● **Objective**: Count the lines in the data below that contain the string "this", treating case as significant. Reply with the number alone.

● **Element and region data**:
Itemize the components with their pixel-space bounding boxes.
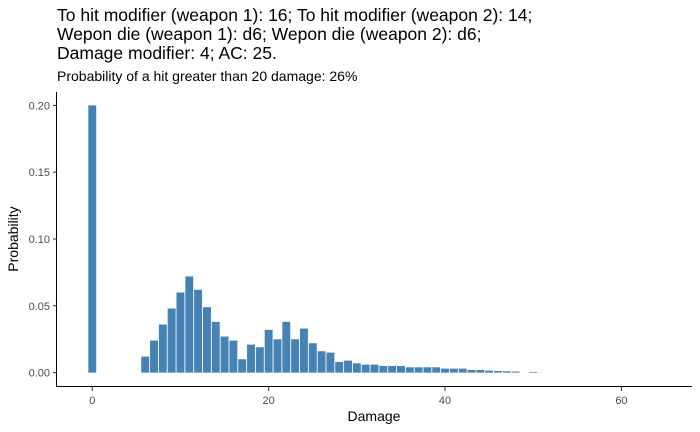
bar-damage-41 bbox=[449, 368, 458, 373]
bar-damage-12 bbox=[194, 289, 203, 373]
bar-damage-32 bbox=[370, 364, 379, 373]
bar-damage-7 bbox=[150, 340, 158, 373]
bar-damage-0 bbox=[88, 105, 97, 373]
bar-damage-31 bbox=[361, 364, 370, 373]
bar-damage-19 bbox=[255, 347, 264, 373]
bar-damage-11 bbox=[185, 276, 194, 373]
bar-damage-25 bbox=[308, 343, 317, 373]
x-ticks-group: 0 20 40 60 bbox=[89, 387, 628, 407]
bar-damage-40 bbox=[441, 368, 450, 373]
bar-damage-47 bbox=[502, 371, 511, 373]
bar-damage-21 bbox=[273, 339, 282, 373]
title-line-2: Wepon die (weapon 1): d6; Wepon die (wea… bbox=[57, 24, 482, 44]
bar-damage-39 bbox=[432, 367, 441, 373]
y-tick-label: 0.00 bbox=[29, 368, 50, 380]
bar-damage-26 bbox=[317, 351, 326, 373]
bar-damage-23 bbox=[291, 339, 300, 373]
bar-damage-50 bbox=[529, 371, 538, 373]
y-tick-label: 0.05 bbox=[29, 301, 50, 313]
y-ticks-group: 0.00 0.05 0.10 0.15 0.20 bbox=[29, 100, 57, 380]
bar-damage-38 bbox=[423, 367, 432, 373]
bar-damage-9 bbox=[167, 308, 176, 373]
bar-damage-48 bbox=[511, 371, 520, 373]
y-tick-label: 0.20 bbox=[29, 100, 50, 112]
bar-damage-20 bbox=[264, 329, 273, 373]
bar-damage-24 bbox=[299, 328, 308, 373]
bar-damage-46 bbox=[494, 371, 502, 373]
bar-damage-17 bbox=[238, 359, 247, 373]
bar-damage-16 bbox=[229, 340, 238, 373]
bar-damage-22 bbox=[282, 321, 291, 373]
bar-damage-44 bbox=[476, 369, 485, 373]
x-axis-title: Damage bbox=[348, 408, 401, 424]
bar-damage-6 bbox=[141, 356, 150, 373]
x-tick-label: 60 bbox=[615, 395, 627, 407]
bar-damage-34 bbox=[388, 365, 397, 373]
bar-damage-33 bbox=[379, 365, 388, 373]
x-tick-label: 0 bbox=[89, 395, 95, 407]
chart-subtitle: Probability of a hit greater than 20 dam… bbox=[57, 68, 358, 84]
bar-damage-8 bbox=[158, 324, 167, 373]
bar-damage-45 bbox=[485, 370, 494, 373]
x-tick-label: 40 bbox=[439, 395, 451, 407]
y-tick-label: 0.10 bbox=[29, 234, 50, 246]
y-axis-title: Probability bbox=[5, 206, 21, 271]
bar-damage-29 bbox=[344, 360, 353, 373]
bar-damage-15 bbox=[220, 336, 229, 373]
bar-damage-30 bbox=[352, 363, 361, 373]
bar-damage-28 bbox=[335, 361, 344, 373]
chart-title: To hit modifier (weapon 1): 16; To hit m… bbox=[57, 6, 532, 63]
bar-damage-37 bbox=[414, 367, 423, 373]
bar-damage-10 bbox=[176, 292, 185, 373]
bars-group bbox=[88, 105, 538, 373]
bar-damage-35 bbox=[396, 365, 405, 373]
x-tick-label: 20 bbox=[263, 395, 275, 407]
title-line-1: To hit modifier (weapon 1): 16; To hit m… bbox=[57, 5, 533, 25]
bar-damage-14 bbox=[211, 321, 220, 373]
bar-damage-42 bbox=[458, 368, 467, 373]
y-tick-label: 0.15 bbox=[29, 167, 50, 179]
bar-damage-13 bbox=[202, 307, 211, 373]
title-line-3: Damage modifier: 4; AC: 25. bbox=[57, 43, 277, 63]
bar-damage-27 bbox=[326, 352, 335, 373]
bar-damage-36 bbox=[405, 367, 414, 373]
bar-damage-18 bbox=[247, 344, 255, 373]
bar-damage-43 bbox=[467, 369, 476, 373]
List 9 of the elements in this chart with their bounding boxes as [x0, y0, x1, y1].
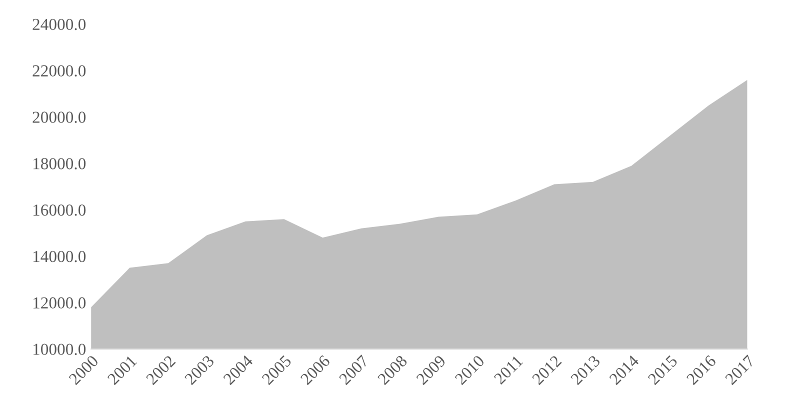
y-tick-label: 12000.0	[34, 297, 86, 309]
x-tick-label: 2011	[493, 354, 524, 385]
y-tick-label: 24000.0	[32, 18, 86, 30]
y-tick-label: 22000.0	[32, 65, 86, 77]
y-tick-label: 16000.0	[34, 204, 86, 216]
y-tick-label: 14000.0	[34, 250, 86, 262]
y-tick-label: 18000.0	[34, 158, 86, 170]
y-tick-label: 20000.0	[32, 112, 86, 123]
y-tick-label: 10000.0	[34, 344, 86, 356]
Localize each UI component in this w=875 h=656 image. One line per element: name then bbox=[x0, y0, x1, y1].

● **Complete response**: 2